### Problem requirements
Copy out verbatim every line of the entries below, starting at the one containing "svg-text:0,0: 0,0 — [14, 186, 28, 197]" and running down through the one containing "html-text:Kamat: Kamat — [414, 108, 440, 119]", with both of those lines included.

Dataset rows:

--------------------

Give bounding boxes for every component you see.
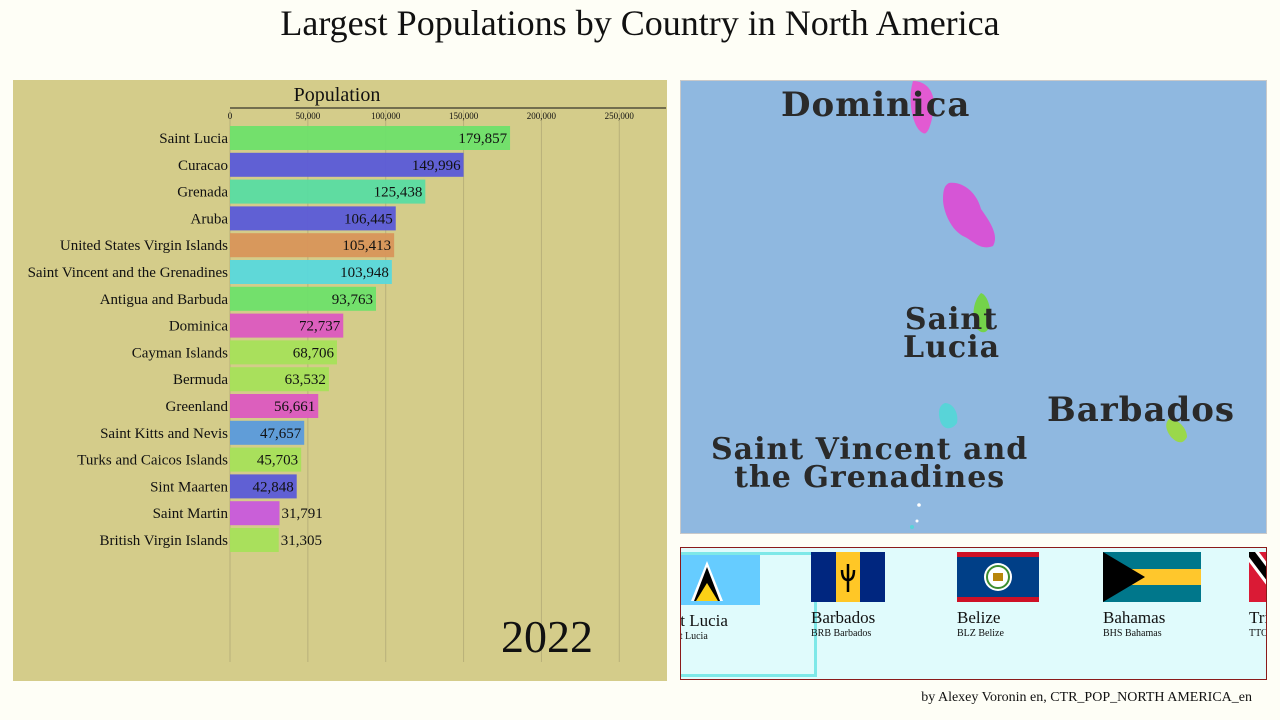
map-label-dominica: Dominica	[781, 85, 971, 125]
category-label: Saint Kitts and Nevis	[100, 426, 228, 442]
x-tick-label: 150,000	[449, 111, 479, 121]
bar	[230, 179, 426, 204]
barbados-island	[1166, 419, 1187, 443]
category-label: United States Virgin Islands	[60, 238, 228, 254]
bar	[230, 394, 319, 418]
value-label: 106,445	[344, 211, 393, 227]
category-label: Dominica	[169, 319, 228, 335]
map-label-saint-vincent: Saint Vincent and the Grenadines	[711, 432, 1029, 495]
flags-strip: Saint Lucia LCA Saint Lucia Barbados BRB…	[680, 547, 1267, 680]
category-label: Saint Vincent and the Grenadines	[28, 265, 229, 281]
flag-name: Saint Lucia	[680, 611, 728, 630]
value-label: 31,305	[281, 533, 322, 549]
map-islands	[910, 81, 1187, 529]
year-label: 2022	[501, 611, 593, 662]
flag-code: BHS Bahamas	[1103, 628, 1162, 639]
dominica-island	[943, 182, 996, 248]
bar-chart: Population 0 50,000 100,000 150,000 200,000 25…	[28, 84, 666, 662]
bar	[230, 286, 377, 311]
saint-vincent-island	[938, 403, 958, 429]
bar	[230, 233, 395, 258]
flag-code: TTO Trinidad and Tobago	[1249, 628, 1267, 639]
bar	[230, 313, 344, 338]
bar	[230, 501, 280, 526]
value-label: 179,857	[458, 131, 507, 147]
bar	[230, 340, 337, 365]
bar	[230, 206, 396, 231]
bar	[230, 126, 511, 150]
value-label: 42,848	[252, 479, 293, 495]
dominica-island-north	[910, 81, 935, 134]
map-label-barbados: Barbados	[1047, 390, 1236, 430]
value-label: 72,737	[299, 319, 341, 335]
category-label: Turks and Caicos Islands	[77, 453, 228, 469]
trinidad-flag-icon	[1249, 552, 1266, 602]
value-label: 63,532	[285, 372, 326, 388]
grenadines-dot	[917, 503, 921, 507]
flag-card-belize: Belize BLZ Belize	[957, 552, 1097, 677]
category-label: Antigua and Barbuda	[100, 292, 229, 308]
barbados-flag-icon	[811, 552, 885, 602]
page-title: Largest Populations by Country in North …	[280, 3, 1000, 43]
x-tick-label: 100,000	[371, 111, 401, 121]
flag-name: Trinidad and Tobago	[1249, 608, 1266, 627]
value-label: 93,763	[332, 292, 373, 308]
bar	[230, 420, 305, 445]
bar-chart-panel: Population 0 50,000 100,000 150,000 200,000 25…	[13, 80, 667, 681]
category-label: Saint Martin	[153, 506, 229, 522]
value-label: 103,948	[340, 265, 389, 281]
category-label: Cayman Islands	[132, 345, 228, 361]
bar	[230, 152, 464, 177]
value-label: 125,438	[374, 185, 423, 201]
bar	[230, 367, 329, 392]
category-label: Saint Lucia	[159, 131, 228, 147]
saint-lucia-flag-icon	[681, 555, 760, 605]
credit-text: by Alexey Voronin en, CTR_POP_NORTH AMER…	[921, 690, 1252, 705]
flag-card-trinidad: Trinidad and Tobago TTO Trinidad and Tob…	[1249, 552, 1267, 677]
value-label: 31,791	[282, 506, 323, 522]
category-label: Greenland	[166, 399, 229, 415]
bahamas-flag-icon	[1103, 552, 1201, 602]
flag-code: BLZ Belize	[957, 628, 1004, 639]
x-tick-label: 50,000	[295, 111, 320, 121]
category-label: Grenada	[177, 185, 228, 201]
bar	[230, 474, 297, 499]
flag-name: Barbados	[811, 608, 876, 627]
category-label: Sint Maarten	[150, 479, 228, 495]
x-tick-label: 0	[228, 111, 233, 121]
category-label: Bermuda	[173, 372, 228, 388]
grenadines-dot	[915, 519, 919, 523]
map-label-saint-lucia: Saint Lucia	[903, 302, 1001, 365]
value-label: 105,413	[342, 238, 391, 254]
category-label: British Virgin Islands	[99, 533, 228, 549]
bar	[230, 447, 302, 472]
flag-card-barbados: Barbados BRB Barbados	[811, 552, 951, 677]
value-label: 47,657	[260, 426, 302, 442]
flag-code: BRB Barbados	[811, 628, 872, 639]
value-label: 45,703	[257, 453, 298, 469]
belize-flag-icon	[957, 552, 1039, 602]
value-label: 68,706	[293, 345, 335, 361]
category-label: Aruba	[191, 211, 229, 227]
x-tick-label: 200,000	[527, 111, 557, 121]
grenadines-dot	[910, 525, 914, 529]
map-panel: Dominica Saint Lucia Barbados Saint Vinc…	[680, 80, 1267, 534]
flag-card-saint-lucia: Saint Lucia LCA Saint Lucia	[680, 552, 817, 677]
value-label: 56,661	[274, 399, 315, 415]
category-label: Curacao	[178, 158, 228, 174]
flag-name: Belize	[957, 608, 1001, 627]
flag-card-bahamas: Bahamas BHS Bahamas	[1103, 552, 1243, 677]
value-label: 149,996	[412, 158, 461, 174]
flag-code: LCA Saint Lucia	[681, 631, 708, 642]
chart-title: Population	[294, 84, 381, 106]
saint-lucia-island	[973, 293, 991, 333]
bar	[230, 528, 279, 552]
x-tick-label: 250,000	[605, 111, 635, 121]
flag-name: Bahamas	[1103, 608, 1166, 627]
bar	[230, 260, 392, 284]
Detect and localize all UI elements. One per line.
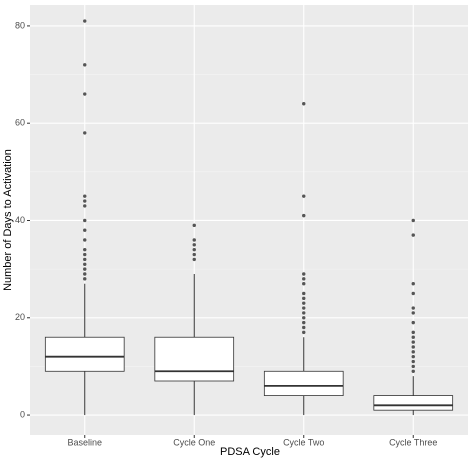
outlier (83, 267, 87, 271)
outlier (411, 345, 415, 349)
x-tick-label: Cycle One (173, 437, 215, 447)
outlier (302, 316, 306, 320)
outlier (411, 320, 415, 325)
outlier (83, 63, 87, 67)
y-axis-title: Number of Days to Activation (2, 149, 14, 291)
y-tick-label: 0 (20, 409, 25, 419)
outlier (302, 306, 306, 310)
outlier (83, 257, 87, 262)
outlier (411, 340, 415, 344)
box (373, 395, 454, 411)
outlier (83, 262, 87, 266)
box (154, 336, 235, 382)
box (44, 336, 125, 372)
outlier (192, 247, 196, 252)
outlier (192, 243, 196, 247)
outlier (302, 213, 306, 218)
outlier (192, 252, 196, 257)
y-tick-label: 80 (15, 20, 25, 30)
outlier (411, 306, 415, 310)
y-tick-label: 20 (15, 312, 25, 322)
outlier (83, 277, 87, 281)
outlier (83, 19, 87, 23)
outlier (83, 228, 87, 232)
outlier (83, 218, 87, 223)
outlier (302, 330, 306, 335)
outlier (83, 199, 87, 203)
outlier (411, 233, 415, 237)
outlier (83, 194, 87, 198)
outlier (302, 320, 306, 325)
outlier (192, 223, 196, 228)
outlier (302, 325, 306, 330)
y-tick-label: 40 (15, 215, 25, 225)
outlier (411, 364, 415, 369)
outlier (83, 272, 87, 276)
outlier (83, 247, 87, 252)
outlier (302, 102, 306, 106)
outlier (411, 335, 415, 339)
outlier (83, 252, 87, 257)
outlier (192, 238, 196, 242)
y-tick-label: 60 (15, 118, 25, 128)
outlier (411, 311, 415, 315)
outlier (302, 272, 306, 276)
x-tick-label: Cycle Three (389, 437, 437, 447)
x-tick-label: Cycle Two (283, 437, 324, 447)
outlier (302, 311, 306, 315)
outlier (302, 301, 306, 305)
outlier (411, 330, 415, 335)
outlier (83, 204, 87, 208)
outlier (302, 277, 306, 281)
outlier (302, 282, 306, 286)
outlier (192, 257, 196, 262)
outlier (411, 350, 415, 354)
x-tick-label: Baseline (67, 437, 102, 447)
outlier (411, 354, 415, 359)
outlier (411, 369, 415, 373)
outlier (302, 194, 306, 198)
outlier (411, 291, 415, 296)
outlier (302, 296, 306, 301)
outlier (83, 92, 87, 96)
outlier (83, 238, 87, 242)
box (263, 370, 344, 396)
outlier (411, 359, 415, 364)
x-axis-title: PDSA Cycle (220, 446, 280, 458)
outlier (302, 291, 306, 296)
outlier (411, 218, 415, 223)
outlier (411, 282, 415, 286)
outlier (83, 131, 87, 135)
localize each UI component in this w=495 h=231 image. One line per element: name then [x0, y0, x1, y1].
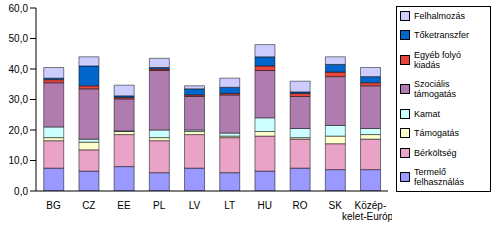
svg-text:0,0: 0,0 — [14, 186, 28, 197]
svg-text:BG: BG — [46, 200, 61, 211]
svg-text:PL: PL — [153, 200, 166, 211]
html-text:Termelő felhasználás: Termelő felhasználás — [414, 167, 464, 187]
svg-text:30,0: 30,0 — [9, 94, 29, 105]
html-text:Felhalmozás: Felhalmozás — [414, 11, 465, 21]
svg-text:40,0: 40,0 — [9, 64, 29, 75]
svg-text:EE: EE — [117, 200, 131, 211]
html-text:Szociális támogatás: Szociális támogatás — [414, 79, 456, 100]
svg-text:CZ: CZ — [82, 200, 95, 211]
html-text:Kamat: Kamat — [414, 108, 440, 119]
svg-text:Közép-kelet-Európa: Közép-kelet-Európa — [342, 200, 392, 222]
html-text:Tőketranszfer: Tőketranszfer — [414, 30, 469, 41]
svg-text:SK: SK — [329, 200, 343, 211]
svg-text:LT: LT — [224, 200, 235, 211]
html-text:Támogatás: Támogatás — [414, 128, 459, 139]
svg-text:HU: HU — [258, 200, 272, 211]
svg-text:10,0: 10,0 — [9, 155, 29, 166]
html-text:Bérköltség: Bérköltség — [414, 147, 457, 158]
html-text:Egyéb folyó kiadás: Egyéb folyó kiadás — [414, 49, 461, 70]
svg-text:50,0: 50,0 — [9, 33, 29, 44]
svg-text:60,0: 60,0 — [9, 3, 29, 14]
svg-text:LV: LV — [189, 200, 201, 211]
svg-text:20,0: 20,0 — [9, 125, 29, 136]
svg-text:RO: RO — [293, 200, 308, 211]
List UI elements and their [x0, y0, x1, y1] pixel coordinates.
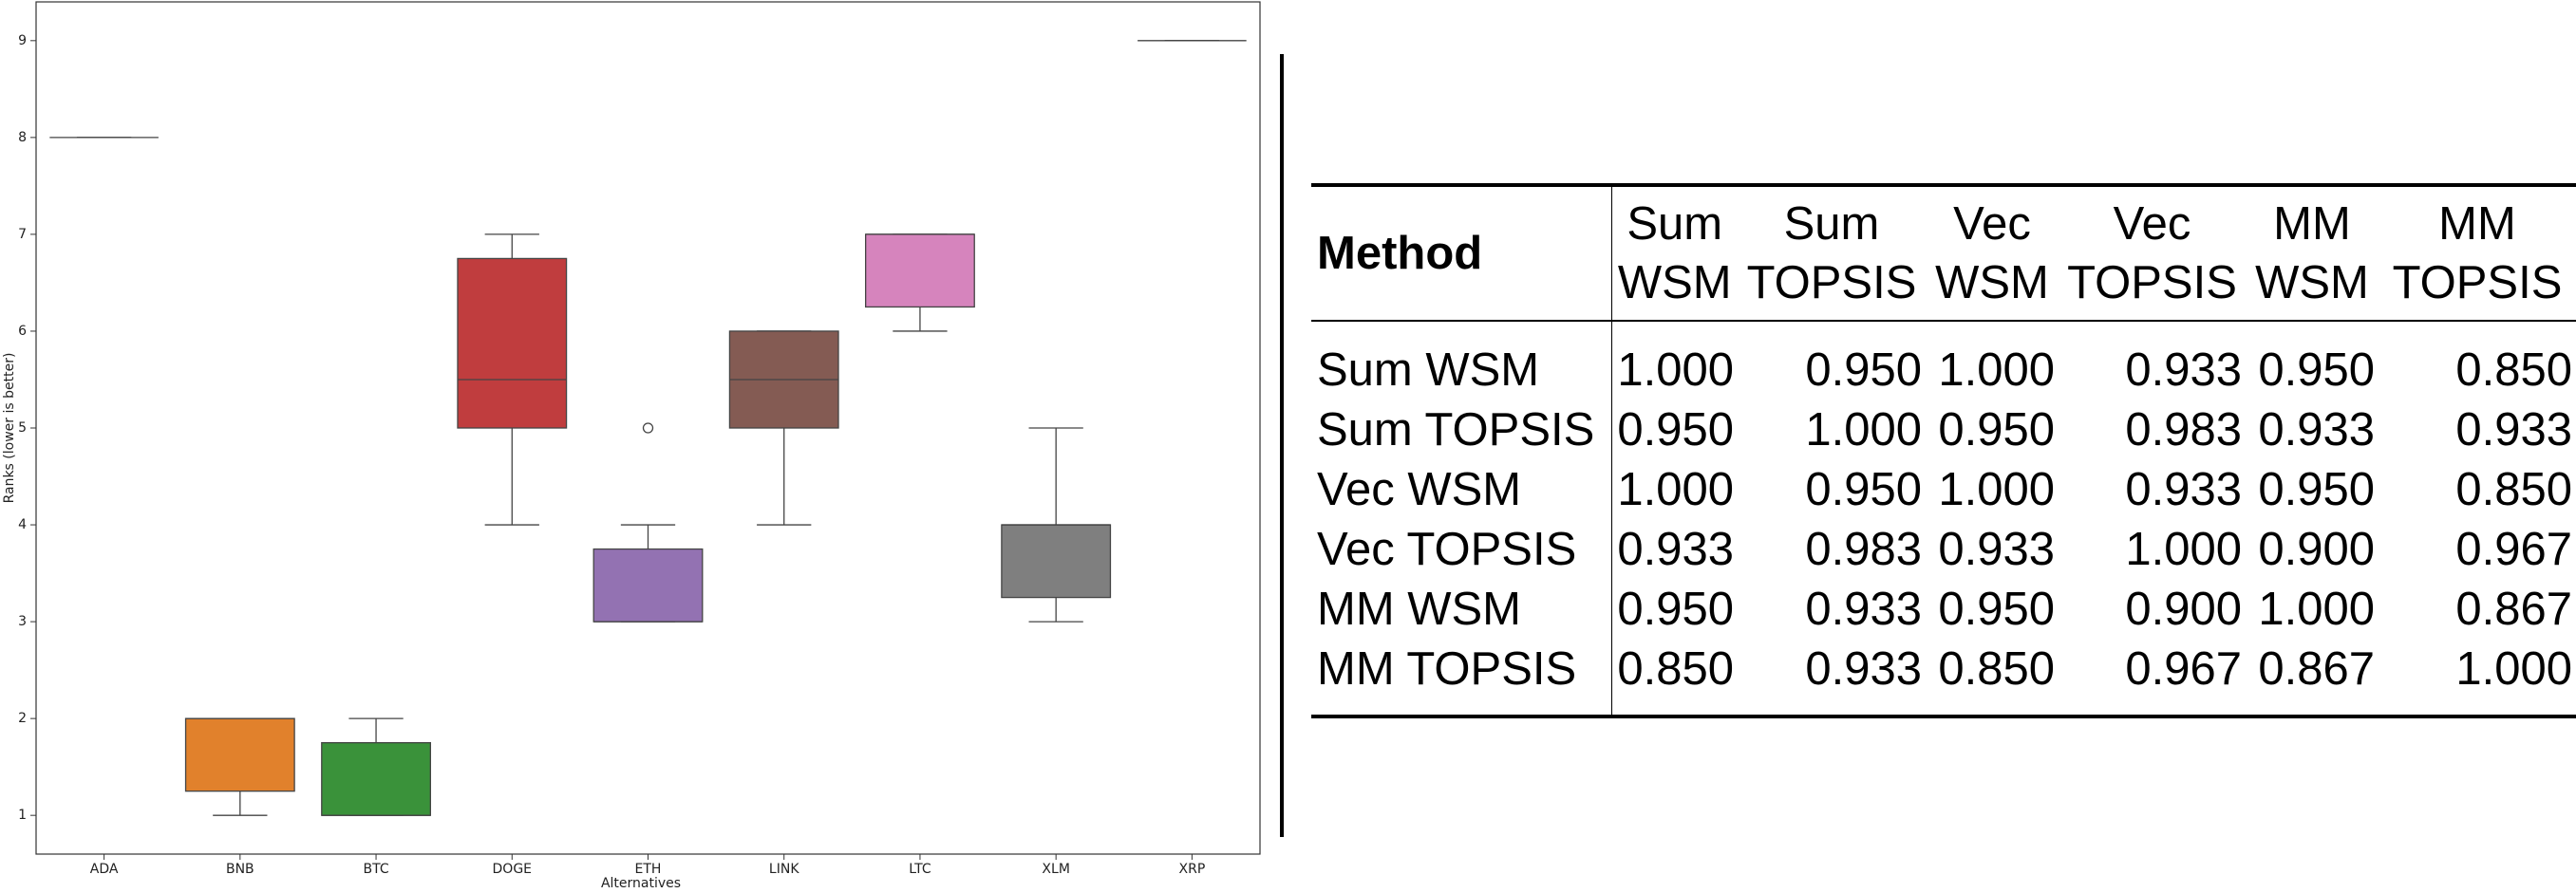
cell: 1.000 [2258, 584, 2375, 635]
table-row: MM WSM 0.950 0.933 0.950 0.900 1.000 0.867 [1311, 580, 2576, 640]
table-row: Vec WSM 1.000 0.950 1.000 0.933 0.950 0.850 [1311, 460, 2576, 520]
x-tick-label: BTC [363, 862, 388, 877]
table-row: Vec TOPSIS 0.933 0.983 0.933 1.000 0.900 0.967 [1311, 520, 2576, 580]
y-tick-label: 1 [18, 808, 27, 823]
column-header: MM WSM [2255, 198, 2369, 308]
box [865, 233, 975, 308]
x-tick-label: DOGE [493, 862, 533, 877]
row-header: MM WSM [1311, 580, 1612, 640]
x-tick-label: LINK [769, 862, 799, 877]
box [184, 717, 295, 792]
column-header: Sum WSM [1617, 198, 1732, 308]
cell: 0.933 [1805, 584, 1922, 635]
x-axis-label: Alternatives [601, 876, 681, 891]
column-header: Method [1311, 185, 1612, 321]
table-row: MM TOPSIS 0.850 0.933 0.850 0.967 0.867 1.000 [1311, 640, 2576, 716]
y-tick-label: 9 [18, 33, 27, 48]
cell: 0.950 [1805, 344, 1922, 396]
x-tick-label: LTC [909, 862, 931, 877]
cell: 0.950 [1805, 464, 1922, 515]
cell: 1.000 [1938, 464, 2055, 515]
cell: 0.950 [1938, 584, 2055, 635]
header-row: Method Sum WSM Sum TOPSIS Vec WSM Vec TOPSIS… [1311, 185, 2576, 321]
box [1001, 524, 1112, 599]
x-tick-label: BNB [226, 862, 254, 877]
cell: 1.000 [2455, 643, 2572, 695]
table-row: Sum WSM 1.000 0.950 1.000 0.933 0.950 0.850 [1311, 321, 2576, 400]
cell: 1.000 [1938, 344, 2055, 396]
cell: 0.967 [2455, 524, 2572, 575]
outlier [642, 422, 654, 434]
column-header: Sum TOPSIS [1746, 198, 1917, 308]
column-header: MM TOPSIS [2392, 198, 2563, 308]
cell: 0.850 [1938, 643, 2055, 695]
y-tick-label: 6 [18, 324, 27, 339]
cell: 0.933 [2125, 464, 2242, 515]
cell: 0.850 [2455, 464, 2572, 515]
table-container: Method Sum WSM Sum TOPSIS Vec WSM Vec TOPSIS… [1311, 183, 2576, 718]
cell: 0.850 [2455, 344, 2572, 396]
y-tick-label: 8 [18, 130, 27, 145]
row-header: Vec WSM [1311, 460, 1612, 520]
cell: 0.900 [2125, 584, 2242, 635]
cell: 1.000 [1805, 404, 1922, 456]
cell: 0.983 [1805, 524, 1922, 575]
row-header: Sum TOPSIS [1311, 400, 1612, 460]
cell: 0.950 [2258, 464, 2375, 515]
cell: 0.950 [1617, 584, 1734, 635]
box [592, 548, 704, 623]
column-header: Vec TOPSIS [2067, 198, 2237, 308]
cell: 0.850 [1617, 643, 1734, 695]
cell: 0.867 [2258, 643, 2375, 695]
row-header: Vec TOPSIS [1311, 520, 1612, 580]
cell: 0.900 [2258, 524, 2375, 575]
cell: 0.950 [2258, 344, 2375, 396]
x-tick-label: XRP [1179, 862, 1206, 877]
cell: 0.967 [2125, 643, 2242, 695]
cell: 0.950 [1617, 404, 1734, 456]
cell: 1.000 [2125, 524, 2242, 575]
cell: 0.933 [1617, 524, 1734, 575]
table-head: Method Sum WSM Sum TOPSIS Vec WSM Vec TOPSIS… [1311, 185, 2576, 321]
x-tick-label: XLM [1042, 862, 1069, 877]
cell: 0.933 [1938, 524, 2055, 575]
correlation-table: Method Sum WSM Sum TOPSIS Vec WSM Vec TOPSIS… [1311, 183, 2576, 718]
cell: 0.933 [2125, 344, 2242, 396]
cell: 1.000 [1617, 464, 1734, 515]
y-axis-label: Ranks (lower is better) [2, 353, 17, 504]
chart: Alternatives Ranks (lower is better) 1 2 3… [2, 1, 1261, 891]
y-tick-label: 4 [18, 517, 27, 532]
cell: 0.983 [2125, 404, 2242, 456]
y-tick-label: 7 [18, 227, 27, 242]
cell: 0.933 [2455, 404, 2572, 456]
cell: 0.933 [2258, 404, 2375, 456]
y-tick-label: 2 [18, 711, 27, 726]
table-row: Sum TOPSIS 0.950 1.000 0.950 0.983 0.933 0.933 [1311, 400, 2576, 460]
cell: 0.867 [2455, 584, 2572, 635]
box [457, 257, 568, 429]
column-header: Vec WSM [1935, 198, 2049, 308]
box [321, 741, 431, 816]
cell: 0.950 [1938, 404, 2055, 456]
divider [1280, 54, 1284, 837]
y-tick-label: 3 [18, 614, 27, 629]
row-header: Sum WSM [1311, 321, 1612, 400]
y-tick-label: 5 [18, 420, 27, 436]
row-header: MM TOPSIS [1311, 640, 1612, 716]
cell: 1.000 [1617, 344, 1734, 396]
cell: 0.933 [1805, 643, 1922, 695]
table-body: Sum WSM 1.000 0.950 1.000 0.933 0.950 0.850 Sum… [1311, 321, 2576, 716]
x-tick-label: ADA [90, 862, 119, 877]
x-tick-label: ETH [635, 862, 662, 877]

--------------------

### Full answer
svg-text:0,0: 0,0 — [14, 186, 28, 197]
svg-text:BG: BG — [46, 200, 61, 211]
svg-text:PL: PL — [153, 200, 166, 211]
html-text:Termelő felhasználás: Termelő felhasználás — [414, 167, 464, 187]
svg-text:30,0: 30,0 — [9, 94, 29, 105]
html-text:Felhalmozás: Felhalmozás — [414, 11, 465, 21]
svg-text:40,0: 40,0 — [9, 64, 29, 75]
svg-text:EE: EE — [117, 200, 131, 211]
html-text:Szociális támogatás: Szociális támogatás — [414, 79, 456, 100]
svg-text:CZ: CZ — [82, 200, 95, 211]
html-text:Kamat: Kamat — [414, 108, 440, 119]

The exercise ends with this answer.